(Records about charts and figures)
┏━━
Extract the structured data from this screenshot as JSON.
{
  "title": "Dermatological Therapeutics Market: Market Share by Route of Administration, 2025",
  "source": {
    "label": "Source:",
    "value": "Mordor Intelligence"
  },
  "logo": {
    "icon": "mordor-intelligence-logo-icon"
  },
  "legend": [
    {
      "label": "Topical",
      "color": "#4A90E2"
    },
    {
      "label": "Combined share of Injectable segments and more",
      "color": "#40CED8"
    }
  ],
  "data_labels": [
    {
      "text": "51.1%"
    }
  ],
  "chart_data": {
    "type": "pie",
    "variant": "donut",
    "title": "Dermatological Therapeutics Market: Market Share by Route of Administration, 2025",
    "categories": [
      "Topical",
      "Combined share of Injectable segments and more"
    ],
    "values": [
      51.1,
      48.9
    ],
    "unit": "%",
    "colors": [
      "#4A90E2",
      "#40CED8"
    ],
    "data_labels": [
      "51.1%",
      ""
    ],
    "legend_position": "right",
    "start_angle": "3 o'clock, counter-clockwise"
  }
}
┗━━
Report only how many lines in the entries contain "more".

• **SOLUTION**
2